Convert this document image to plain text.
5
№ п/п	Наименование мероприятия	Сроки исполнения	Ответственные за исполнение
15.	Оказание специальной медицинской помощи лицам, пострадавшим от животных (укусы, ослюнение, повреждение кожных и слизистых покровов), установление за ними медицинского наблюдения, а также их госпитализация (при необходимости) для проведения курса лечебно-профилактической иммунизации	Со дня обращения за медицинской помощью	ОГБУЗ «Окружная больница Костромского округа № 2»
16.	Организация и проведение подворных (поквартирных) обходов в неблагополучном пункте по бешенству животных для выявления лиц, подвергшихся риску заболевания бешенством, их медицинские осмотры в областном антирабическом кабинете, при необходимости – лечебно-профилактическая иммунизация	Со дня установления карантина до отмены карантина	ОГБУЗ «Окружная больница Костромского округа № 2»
^^^^^^^^^^^^^^^^
SET TASK — The records above should be returned exactly.

THE SOLUTION —
Convert this document image to plain text.
5
№ п/п	Наименование мероприятия	Сроки исполнения	Ответственные за исполнение
15.	Оказание специальной медицинской помощи лицам, пострадавшим от животных (укусы, ослюнение, повреждение кожных и слизистых покровов), установление за ними медицинского наблюдения, а также их госпитализация (при необходимости) для проведения курса лечебно-профилактической иммунизации	Со дня обращения за медицинской помощью	ОГБУЗ «Окружная больница Костромского округа № 2»
16.	Организация и проведение подворных (поквартирных) обходов в неблагополучном пункте по бешенству животных для выявления лиц, подвергшихся риску заболевания бешенством, их медицинские осмотры в областном антирабическом кабинете, при необходимости – лечебно-профилактическая иммунизация	Со дня установления карантина до отмены карантина	ОГБУЗ «Окружная больница Костромского округа № 2»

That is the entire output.